### TASK OBJECTIVE:
In the arts-in-ecology abstract, what term is credited to E. O. Wilson for a leaping together of different knowledge?

Arts in Ecology: Questions of Foresight

Authors

  • David Haley Art & Design, Manchester Metropolitan University

Abstract

First, to reflect upon the title, ‘Music and Arts in Action’. We might, for certain purposes, consider a coming together of art forms and disciplines. Not the crossovers, mergers and interdisciplinary dialectical fusions we are familiar with, but a convergence or, as the biochemist E. O. Wilson (1999) termed it, a ‘consilience’, a leaping together of different knowledge. Perhaps this is akin to the Nobel physicist David Bohm’s ‘Dialogue – A proposal’ (Bohm, et al, 1991), in which processes, forms and structures synthesise as a creative act?


And so we move from the co-joining action of the word ‘and’ to the dynamic agency of ‘in’. Here we may find meaning in ‘…in Action’, the act, or intervention that provokes and evokes a new culture, or a new society, perhaps as the artist Joseph Beuys (1990) aimed for in his concept of ‘Social Sculpture’. Furthermore, that notion of dynamism embedded in ‘in Action’ introduces the ideas of movement, change and transformation – from one place to another, from one time to another, or from one state of being to another. ‘Far from equilibrium’ (Prigogne and Stengers, 1984), this relational interdependence may be understood as that embodied by whole systems ecology, or the process, pattern and structure of Music and Arts.

### DATASET EXCERPT:
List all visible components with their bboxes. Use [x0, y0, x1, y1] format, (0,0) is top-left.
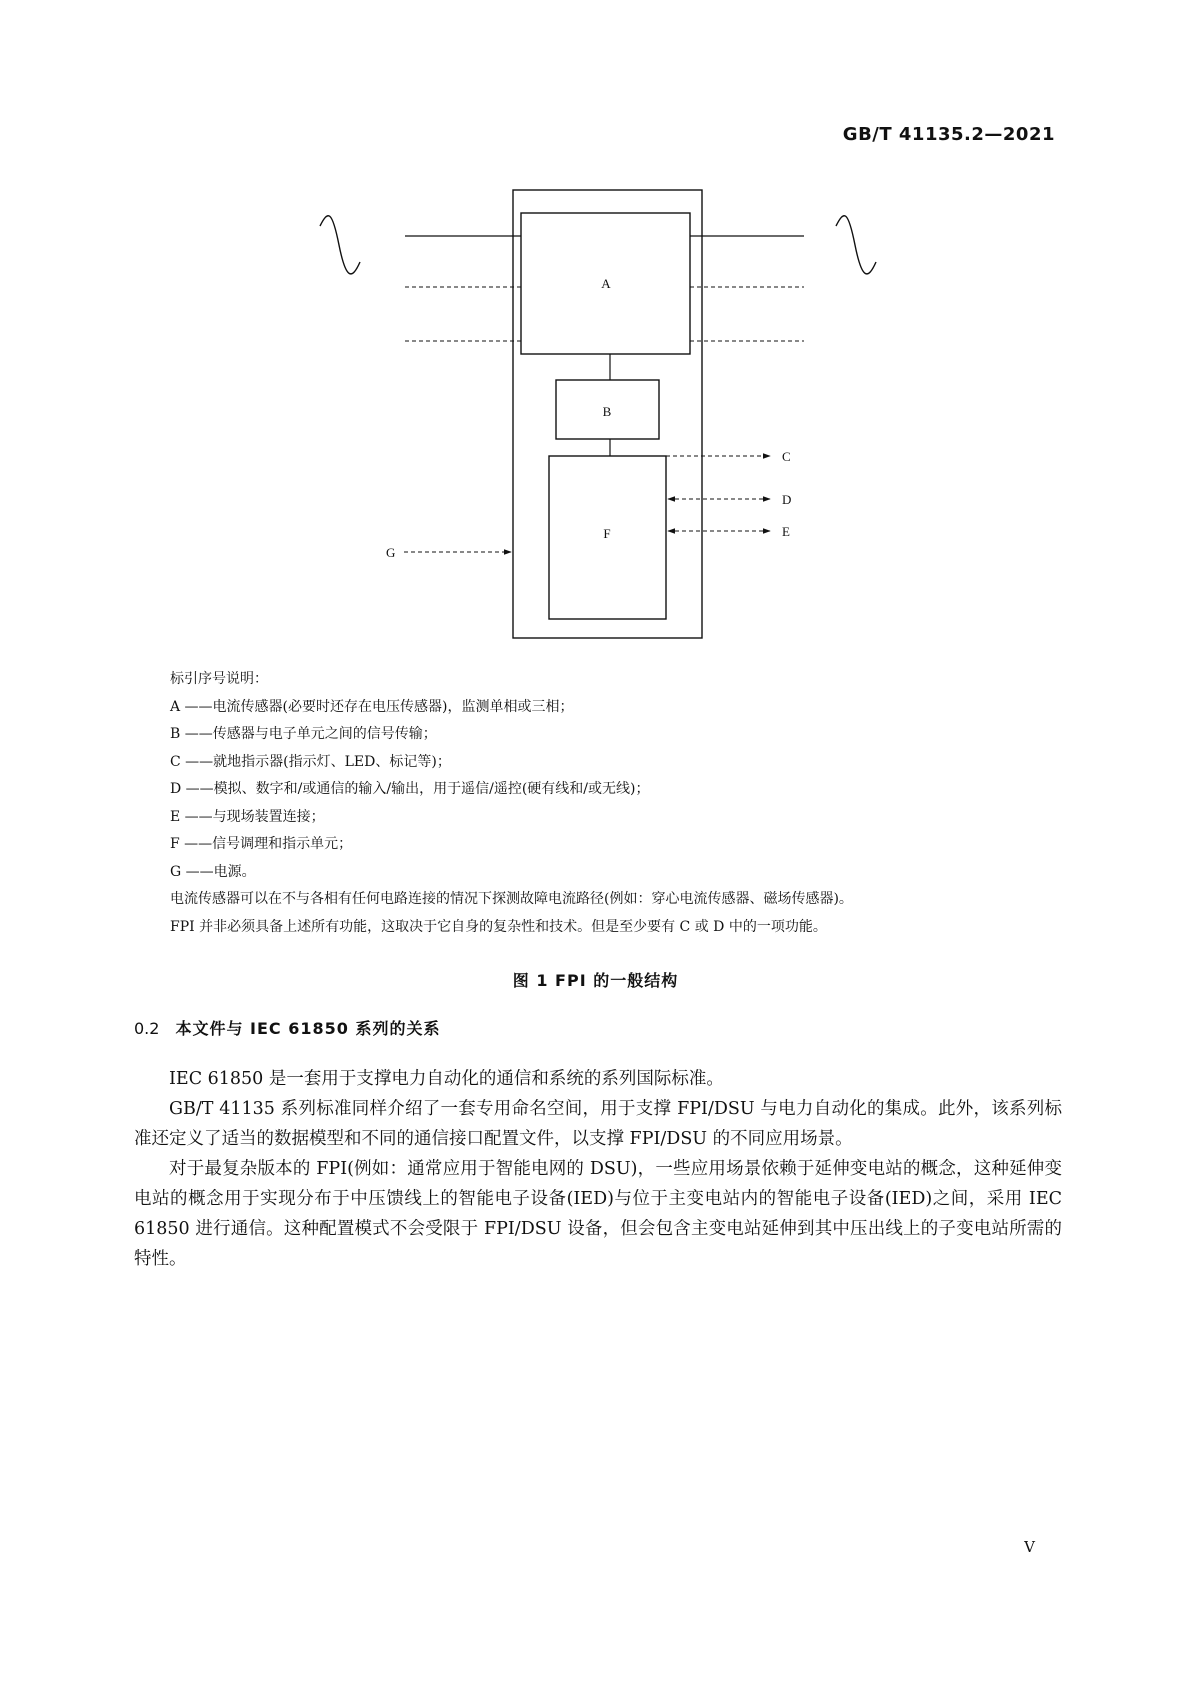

### RESULT:
Consilience